SET EXERCISE
Repeat every record below exactly as written.

INPUT
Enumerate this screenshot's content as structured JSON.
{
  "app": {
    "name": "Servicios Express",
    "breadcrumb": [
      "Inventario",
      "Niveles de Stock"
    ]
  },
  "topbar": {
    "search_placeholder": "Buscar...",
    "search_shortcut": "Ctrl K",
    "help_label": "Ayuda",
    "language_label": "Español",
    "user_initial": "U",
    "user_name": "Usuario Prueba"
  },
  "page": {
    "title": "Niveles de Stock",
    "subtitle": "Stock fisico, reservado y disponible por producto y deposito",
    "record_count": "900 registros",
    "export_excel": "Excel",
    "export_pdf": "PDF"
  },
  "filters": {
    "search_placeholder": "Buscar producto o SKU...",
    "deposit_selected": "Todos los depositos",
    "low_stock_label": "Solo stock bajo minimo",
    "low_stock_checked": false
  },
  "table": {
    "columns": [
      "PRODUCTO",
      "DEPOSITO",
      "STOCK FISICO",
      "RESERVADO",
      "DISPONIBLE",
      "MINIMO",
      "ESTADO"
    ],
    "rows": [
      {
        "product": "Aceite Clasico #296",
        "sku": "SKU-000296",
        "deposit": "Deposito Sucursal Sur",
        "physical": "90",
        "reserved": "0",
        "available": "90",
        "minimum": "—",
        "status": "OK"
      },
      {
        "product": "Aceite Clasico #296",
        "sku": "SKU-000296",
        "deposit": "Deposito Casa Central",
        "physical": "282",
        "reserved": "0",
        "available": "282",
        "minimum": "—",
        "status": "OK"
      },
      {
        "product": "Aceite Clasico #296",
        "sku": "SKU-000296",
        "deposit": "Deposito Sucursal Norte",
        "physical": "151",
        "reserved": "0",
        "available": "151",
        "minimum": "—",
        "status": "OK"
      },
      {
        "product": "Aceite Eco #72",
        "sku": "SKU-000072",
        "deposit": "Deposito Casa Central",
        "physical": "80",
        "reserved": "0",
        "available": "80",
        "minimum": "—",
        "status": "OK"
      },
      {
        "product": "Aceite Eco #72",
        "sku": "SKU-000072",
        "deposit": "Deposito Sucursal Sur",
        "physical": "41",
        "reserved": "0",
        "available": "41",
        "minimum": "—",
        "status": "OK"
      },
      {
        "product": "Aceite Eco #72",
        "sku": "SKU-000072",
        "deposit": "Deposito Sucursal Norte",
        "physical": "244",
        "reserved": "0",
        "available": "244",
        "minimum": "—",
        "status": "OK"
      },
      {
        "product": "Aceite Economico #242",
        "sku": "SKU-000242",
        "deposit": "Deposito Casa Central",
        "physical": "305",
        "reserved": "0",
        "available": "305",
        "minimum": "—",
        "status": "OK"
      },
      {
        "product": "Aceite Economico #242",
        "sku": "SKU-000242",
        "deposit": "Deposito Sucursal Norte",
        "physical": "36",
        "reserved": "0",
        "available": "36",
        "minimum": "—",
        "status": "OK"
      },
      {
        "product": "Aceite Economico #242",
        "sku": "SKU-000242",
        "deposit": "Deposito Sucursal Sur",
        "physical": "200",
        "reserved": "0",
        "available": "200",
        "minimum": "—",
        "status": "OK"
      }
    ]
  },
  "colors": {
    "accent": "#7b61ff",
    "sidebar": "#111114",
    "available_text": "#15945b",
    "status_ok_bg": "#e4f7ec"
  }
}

SOLUTION TO THIS EXERCISE
Enumerate this screenshot's content as structured JSON.
{
  "app": {
    "name": "Servicios Express",
    "breadcrumb": [
      "Inventario",
      "Niveles de Stock"
    ]
  },
  "topbar": {
    "search_placeholder": "Buscar...",
    "search_shortcut": "Ctrl K",
    "help_label": "Ayuda",
    "language_label": "Español",
    "user_initial": "U",
    "user_name": "Usuario Prueba"
  },
  "page": {
    "title": "Niveles de Stock",
    "subtitle": "Stock fisico, reservado y disponible por producto y deposito",
    "record_count": "900 registros",
    "export_excel": "Excel",
    "export_pdf": "PDF"
  },
  "filters": {
    "search_placeholder": "Buscar producto o SKU...",
    "deposit_selected": "Todos los depositos",
    "low_stock_label": "Solo stock bajo minimo",
    "low_stock_checked": false
  },
  "table": {
    "columns": [
      "PRODUCTO",
      "DEPOSITO",
      "STOCK FISICO",
      "RESERVADO",
      "DISPONIBLE",
      "MINIMO",
      "ESTADO"
    ],
    "rows": [
      {
        "product": "Aceite Clasico #296",
        "sku": "SKU-000296",
        "deposit": "Deposito Sucursal Sur",
        "physical": "90",
        "reserved": "0",
        "available": "90",
        "minimum": "—",
        "status": "OK"
      },
      {
        "product": "Aceite Clasico #296",
        "sku": "SKU-000296",
        "deposit": "Deposito Casa Central",
        "physical": "282",
        "reserved": "0",
        "available": "282",
        "minimum": "—",
        "status": "OK"
      },
      {
        "product": "Aceite Clasico #296",
        "sku": "SKU-000296",
        "deposit": "Deposito Sucursal Norte",
        "physical": "151",
        "reserved": "0",
        "available": "151",
        "minimum": "—",
        "status": "OK"
      },
      {
        "product": "Aceite Eco #72",
        "sku": "SKU-000072",
        "deposit": "Deposito Casa Central",
        "physical": "80",
        "reserved": "0",
        "available": "80",
        "minimum": "—",
        "status": "OK"
      },
      {
        "product": "Aceite Eco #72",
        "sku": "SKU-000072",
        "deposit": "Deposito Sucursal Sur",
        "physical": "41",
        "reserved": "0",
        "available": "41",
        "minimum": "—",
        "status": "OK"
      },
      {
        "product": "Aceite Eco #72",
        "sku": "SKU-000072",
        "deposit": "Deposito Sucursal Norte",
        "physical": "244",
        "reserved": "0",
        "available": "244",
        "minimum": "—",
        "status": "OK"
      },
      {
        "product": "Aceite Economico #242",
        "sku": "SKU-000242",
        "deposit": "Deposito Casa Central",
        "physical": "305",
        "reserved": "0",
        "available": "305",
        "minimum": "—",
        "status": "OK"
      },
      {
        "product": "Aceite Economico #242",
        "sku": "SKU-000242",
        "deposit": "Deposito Sucursal Norte",
        "physical": "36",
        "reserved": "0",
        "available": "36",
        "minimum": "—",
        "status": "OK"
      },
      {
        "product": "Aceite Economico #242",
        "sku": "SKU-000242",
        "deposit": "Deposito Sucursal Sur",
        "physical": "200",
        "reserved": "0",
        "available": "200",
        "minimum": "—",
        "status": "OK"
      }
    ]
  },
  "colors": {
    "accent": "#7b61ff",
    "sidebar": "#111114",
    "available_text": "#15945b",
    "status_ok_bg": "#e4f7ec"
  }
}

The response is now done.